WHAT THE TASK REQUIRES: If a line of the listing contains the string "Total", return that line.

==== SUPPLIED MATERIAL

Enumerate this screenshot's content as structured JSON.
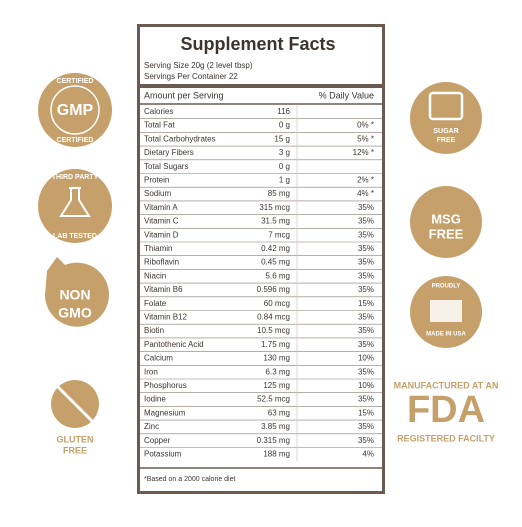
{
  "label": {
    "title": "Supplement Facts",
    "serving_size": "Serving Size 20g (2 level tbsp)",
    "servings": "Servings Per Container 22",
    "header": [
      "Amount per Serving",
      "% Daily Value"
    ],
    "rows": [
      [
        "Calories",
        "116"
      ],
      [
        "Total Fat",
        "0 g",
        "0% *"
      ],
      [
        "Total Carbohydrates",
        "15 g",
        "5% *"
      ],
      [
        "Dietary Fibers",
        "3 g",
        "12% *"
      ],
      [
        "Total Sugars",
        "0 g"
      ],
      [
        "Protein",
        "1 g",
        "2% *"
      ],
      [
        "Sodium",
        "85 mg",
        "4% *"
      ],
      [
        "Vitamin A",
        "315 mcg",
        "35%"
      ],
      [
        "Vitamin C",
        "31.5 mg",
        "35%"
      ],
      [
        "Vitamin D",
        "7 mcg",
        "35%"
      ],
      [
        "Thiamin",
        "0.42 mg",
        "35%"
      ],
      [
        "Riboflavin",
        "0.45 mg",
        "35%"
      ],
      [
        "Niacin",
        "5.6 mg",
        "35%"
      ],
      [
        "Vitamin B6",
        "0.596 mg",
        "35%"
      ],
      [
        "Folate",
        "60 mcg",
        "15%"
      ],
      [
        "Vitamin B12",
        "0.84 mcg",
        "35%"
      ],
      [
        "Biotin",
        "10.5 mcg",
        "35%"
      ],
      [
        "Pantothenic Acid",
        "1.75 mg",
        "35%"
      ],
      [
        "Calcium",
        "130 mg",
        "10%"
      ],
      [
        "Iron",
        "6.3 mg",
        "35%"
      ],
      [
        "Phosphorus",
        "125 mg",
        "10%"
      ],
      [
        "Iodine",
        "52.5 mcg",
        "35%"
      ],
      [
        "Magnesium",
        "63 mg",
        "15%"
      ],
      [
        "Zinc",
        "3.85 mg",
        "35%"
      ],
      [
        "Copper",
        "0.315 mg",
        "35%"
      ],
      [
        "Potassium",
        "188 mg",
        "4%"
      ]
    ],
    "footnote": "*Based on a 2000 calorie diet"
  },
  "badges": {
    "gmp": [
      "CERTIFIED",
      "GMP",
      "CERTIFIED"
    ],
    "lab": [
      "THIRD PARTY",
      "LAB TESTED"
    ],
    "gmo": [
      "NON",
      "GMO"
    ],
    "gluten": [
      "GLUTEN",
      "FREE"
    ],
    "sugar": [
      "SUGAR",
      "FREE"
    ],
    "msg": [
      "MSG",
      "FREE"
    ],
    "usa": [
      "PROUDLY",
      "MADE IN USA"
    ],
    "fda": [
      "MANUFACTURED AT AN",
      "FDA",
      "REGISTERED FACILTY"
    ]
  }
}
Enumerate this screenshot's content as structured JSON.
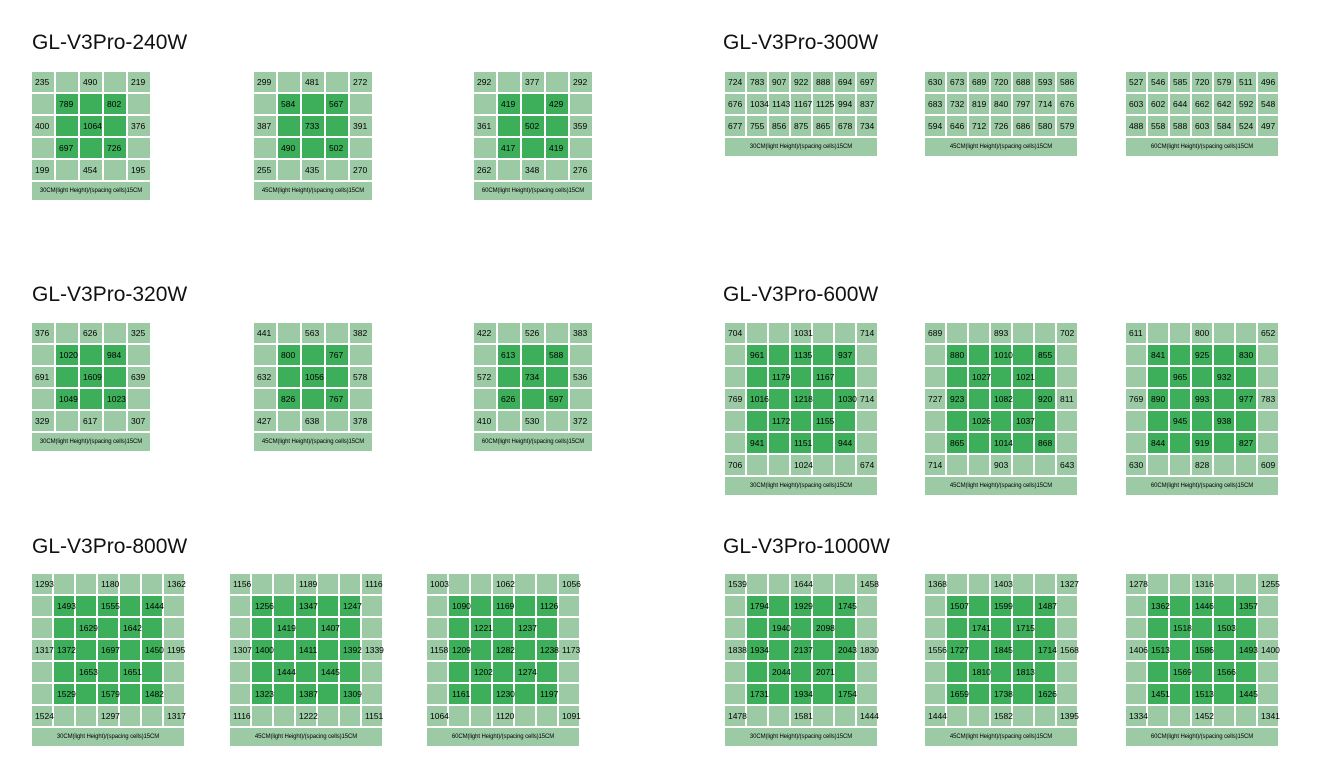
{
  "colors": {
    "light_cell": "#9ccaa5",
    "dark_cell": "#3dae5a",
    "text": "#000000"
  },
  "captions": {
    "c30_240": "30CM(light Height)/(spacing cells)15CM",
    "c45_240": "45CM(light Height)/(spacing cells)15CM",
    "c60_240": "60CM(light Height)/(spacing cells)15CM"
  },
  "products": [
    {
      "title": "GL-V3Pro-240W",
      "grids": [
        {
          "caption": "30CM(light Height)/(spacing cells)15CM",
          "rows": [
            [
              "235",
              "",
              "490",
              "",
              "219"
            ],
            [
              "",
              "789",
              "",
              "802",
              ""
            ],
            [
              "400",
              "",
              "1064",
              "",
              "376"
            ],
            [
              "",
              "697",
              "",
              "726",
              ""
            ],
            [
              "199",
              "",
              "454",
              "",
              "195"
            ]
          ]
        },
        {
          "caption": "45CM(light Height)/(spacing cells)15CM",
          "rows": [
            [
              "299",
              "",
              "481",
              "",
              "272"
            ],
            [
              "",
              "584",
              "",
              "567",
              ""
            ],
            [
              "387",
              "",
              "733",
              "",
              "391"
            ],
            [
              "",
              "490",
              "",
              "502",
              ""
            ],
            [
              "255",
              "",
              "435",
              "",
              "270"
            ]
          ]
        },
        {
          "caption": "60CM(light Height)/(spacing cells)15CM",
          "rows": [
            [
              "292",
              "",
              "377",
              "",
              "292"
            ],
            [
              "",
              "419",
              "",
              "429",
              ""
            ],
            [
              "361",
              "",
              "502",
              "",
              "359"
            ],
            [
              "",
              "417",
              "",
              "419",
              ""
            ],
            [
              "262",
              "",
              "348",
              "",
              "276"
            ]
          ]
        }
      ]
    },
    {
      "title": "GL-V3Pro-300W",
      "grids": [
        {
          "caption": "30CM(light Height)/(spacing cells)15CM",
          "rows": [
            [
              "724",
              "783",
              "907",
              "922",
              "888",
              "694",
              "697"
            ],
            [
              "676",
              "1034",
              "1143",
              "1167",
              "1125",
              "994",
              "837"
            ],
            [
              "677",
              "755",
              "856",
              "875",
              "865",
              "678",
              "734"
            ]
          ]
        },
        {
          "caption": "45CM(light Height)/(spacing cells)15CM",
          "rows": [
            [
              "630",
              "673",
              "689",
              "720",
              "688",
              "593",
              "586"
            ],
            [
              "683",
              "732",
              "819",
              "840",
              "797",
              "714",
              "676"
            ],
            [
              "594",
              "646",
              "712",
              "726",
              "686",
              "580",
              "579"
            ]
          ]
        },
        {
          "caption": "60CM(light Height)/(spacing cells)15CM",
          "rows": [
            [
              "527",
              "546",
              "585",
              "720",
              "579",
              "511",
              "496"
            ],
            [
              "603",
              "602",
              "644",
              "662",
              "642",
              "592",
              "548"
            ],
            [
              "488",
              "558",
              "588",
              "603",
              "584",
              "524",
              "497"
            ]
          ]
        }
      ]
    },
    {
      "title": "GL-V3Pro-320W",
      "grids": [
        {
          "caption": "30CM(light Height)/(spacing cells)15CM",
          "rows": [
            [
              "376",
              "",
              "626",
              "",
              "325"
            ],
            [
              "",
              "1020",
              "",
              "984",
              ""
            ],
            [
              "691",
              "",
              "1609",
              "",
              "639"
            ],
            [
              "",
              "1049",
              "",
              "1023",
              ""
            ],
            [
              "329",
              "",
              "617",
              "",
              "307"
            ]
          ]
        },
        {
          "caption": "45CM(light Height)/(spacing cells)15CM",
          "rows": [
            [
              "441",
              "",
              "563",
              "",
              "382"
            ],
            [
              "",
              "800",
              "",
              "767",
              ""
            ],
            [
              "632",
              "",
              "1056",
              "",
              "578"
            ],
            [
              "",
              "826",
              "",
              "767",
              ""
            ],
            [
              "427",
              "",
              "638",
              "",
              "378"
            ]
          ]
        },
        {
          "caption": "60CM(light Height)/(spacing cells)15CM",
          "rows": [
            [
              "422",
              "",
              "526",
              "",
              "383"
            ],
            [
              "",
              "613",
              "",
              "588",
              ""
            ],
            [
              "572",
              "",
              "734",
              "",
              "536"
            ],
            [
              "",
              "626",
              "",
              "597",
              ""
            ],
            [
              "410",
              "",
              "530",
              "",
              "372"
            ]
          ]
        }
      ]
    },
    {
      "title": "GL-V3Pro-600W",
      "grids": [
        {
          "caption": "30CM(light Height)/(spacing cells)15CM",
          "rows": [
            [
              "704",
              "",
              "",
              "1031",
              "",
              "",
              "714"
            ],
            [
              "",
              "961",
              "",
              "1135",
              "",
              "937",
              ""
            ],
            [
              "",
              "",
              "1179",
              "",
              "1167",
              "",
              ""
            ],
            [
              "769",
              "1016",
              "",
              "1218",
              "",
              "1030",
              "714"
            ],
            [
              "",
              "",
              "1172",
              "",
              "1155",
              "",
              ""
            ],
            [
              "",
              "941",
              "",
              "1151",
              "",
              "944",
              ""
            ],
            [
              "706",
              "",
              "",
              "1024",
              "",
              "",
              "674"
            ]
          ]
        },
        {
          "caption": "45CM(light Height)/(spacing cells)15CM",
          "rows": [
            [
              "689",
              "",
              "",
              "893",
              "",
              "",
              "702"
            ],
            [
              "",
              "880",
              "",
              "1010",
              "",
              "855",
              ""
            ],
            [
              "",
              "",
              "1027",
              "",
              "1021",
              "",
              ""
            ],
            [
              "727",
              "923",
              "",
              "1082",
              "",
              "920",
              "811"
            ],
            [
              "",
              "",
              "1026",
              "",
              "1037",
              "",
              ""
            ],
            [
              "",
              "865",
              "",
              "1014",
              "",
              "868",
              ""
            ],
            [
              "714",
              "",
              "",
              "903",
              "",
              "",
              "643"
            ]
          ]
        },
        {
          "caption": "60CM(light Height)/(spacing cells)15CM",
          "rows": [
            [
              "611",
              "",
              "",
              "800",
              "",
              "",
              "652"
            ],
            [
              "",
              "841",
              "",
              "925",
              "",
              "830",
              ""
            ],
            [
              "",
              "",
              "965",
              "",
              "932",
              "",
              ""
            ],
            [
              "769",
              "890",
              "",
              "993",
              "",
              "977",
              "783"
            ],
            [
              "",
              "",
              "945",
              "",
              "938",
              "",
              ""
            ],
            [
              "",
              "844",
              "",
              "919",
              "",
              "827",
              ""
            ],
            [
              "630",
              "",
              "",
              "828",
              "",
              "",
              "609"
            ]
          ]
        }
      ]
    },
    {
      "title": "GL-V3Pro-800W",
      "grids": [
        {
          "caption": "30CM(light Height)/(spacing cells)15CM",
          "rows": [
            [
              "1293",
              "",
              "",
              "1180",
              "",
              "",
              "1362"
            ],
            [
              "",
              "1493",
              "",
              "1555",
              "",
              "1444",
              ""
            ],
            [
              "",
              "",
              "1629",
              "",
              "1642",
              "",
              ""
            ],
            [
              "1317",
              "1372",
              "",
              "1697",
              "",
              "1450",
              "1195"
            ],
            [
              "",
              "",
              "1653",
              "",
              "1651",
              "",
              ""
            ],
            [
              "",
              "1529",
              "",
              "1579",
              "",
              "1482",
              ""
            ],
            [
              "1524",
              "",
              "",
              "1297",
              "",
              "",
              "1317"
            ]
          ]
        },
        {
          "caption": "45CM(light Height)/(spacing cells)15CM",
          "rows": [
            [
              "1156",
              "",
              "",
              "1189",
              "",
              "",
              "1116"
            ],
            [
              "",
              "1256",
              "",
              "1347",
              "",
              "1247",
              ""
            ],
            [
              "",
              "",
              "1419",
              "",
              "1407",
              "",
              ""
            ],
            [
              "1307",
              "1400",
              "",
              "1411",
              "",
              "1392",
              "1339"
            ],
            [
              "",
              "",
              "1444",
              "",
              "1445",
              "",
              ""
            ],
            [
              "",
              "1323",
              "",
              "1387",
              "",
              "1309",
              ""
            ],
            [
              "1116",
              "",
              "",
              "1222",
              "",
              "",
              "1151"
            ]
          ]
        },
        {
          "caption": "60CM(light Height)/(spacing cells)15CM",
          "rows": [
            [
              "1003",
              "",
              "",
              "1062",
              "",
              "",
              "1056"
            ],
            [
              "",
              "1090",
              "",
              "1169",
              "",
              "1126",
              ""
            ],
            [
              "",
              "",
              "1221",
              "",
              "1237",
              "",
              ""
            ],
            [
              "1158",
              "1209",
              "",
              "1282",
              "",
              "1238",
              "1173"
            ],
            [
              "",
              "",
              "1202",
              "",
              "1274",
              "",
              ""
            ],
            [
              "",
              "1161",
              "",
              "1230",
              "",
              "1197",
              ""
            ],
            [
              "1064",
              "",
              "",
              "1120",
              "",
              "",
              "1091"
            ]
          ]
        }
      ]
    },
    {
      "title": "GL-V3Pro-1000W",
      "grids": [
        {
          "caption": "30CM(light Height)/(spacing cells)15CM",
          "rows": [
            [
              "1539",
              "",
              "",
              "1644",
              "",
              "",
              "1458"
            ],
            [
              "",
              "1794",
              "",
              "1929",
              "",
              "1745",
              ""
            ],
            [
              "",
              "",
              "1940",
              "",
              "2098",
              "",
              ""
            ],
            [
              "1838",
              "1934",
              "",
              "2137",
              "",
              "2043",
              "1830"
            ],
            [
              "",
              "",
              "2044",
              "",
              "2071",
              "",
              ""
            ],
            [
              "",
              "1731",
              "",
              "1934",
              "",
              "1754",
              ""
            ],
            [
              "1478",
              "",
              "",
              "1581",
              "",
              "",
              "1444"
            ]
          ]
        },
        {
          "caption": "45CM(light Height)/(spacing cells)15CM",
          "rows": [
            [
              "1368",
              "",
              "",
              "1403",
              "",
              "",
              "1327"
            ],
            [
              "",
              "1507",
              "",
              "1599",
              "",
              "1487",
              ""
            ],
            [
              "",
              "",
              "1741",
              "",
              "1715",
              "",
              ""
            ],
            [
              "1556",
              "1727",
              "",
              "1845",
              "",
              "1714",
              "1568"
            ],
            [
              "",
              "",
              "1810",
              "",
              "1813",
              "",
              ""
            ],
            [
              "",
              "1659",
              "",
              "1738",
              "",
              "1626",
              ""
            ],
            [
              "1444",
              "",
              "",
              "1582",
              "",
              "",
              "1395"
            ]
          ]
        },
        {
          "caption": "60CM(light Height)/(spacing cells)15CM",
          "rows": [
            [
              "1278",
              "",
              "",
              "1316",
              "",
              "",
              "1255"
            ],
            [
              "",
              "1362",
              "",
              "1446",
              "",
              "1357",
              ""
            ],
            [
              "",
              "",
              "1518",
              "",
              "1503",
              "",
              ""
            ],
            [
              "1406",
              "1513",
              "",
              "1586",
              "",
              "1493",
              "1400"
            ],
            [
              "",
              "",
              "1569",
              "",
              "1566",
              "",
              ""
            ],
            [
              "",
              "1451",
              "",
              "1513",
              "",
              "1445",
              ""
            ],
            [
              "1334",
              "",
              "",
              "1452",
              "",
              "",
              "1341"
            ]
          ]
        }
      ]
    }
  ]
}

========

TASK RESPONSE:
        "Total Fat",
        "Total Carbohydrates",
        "Total Sugars",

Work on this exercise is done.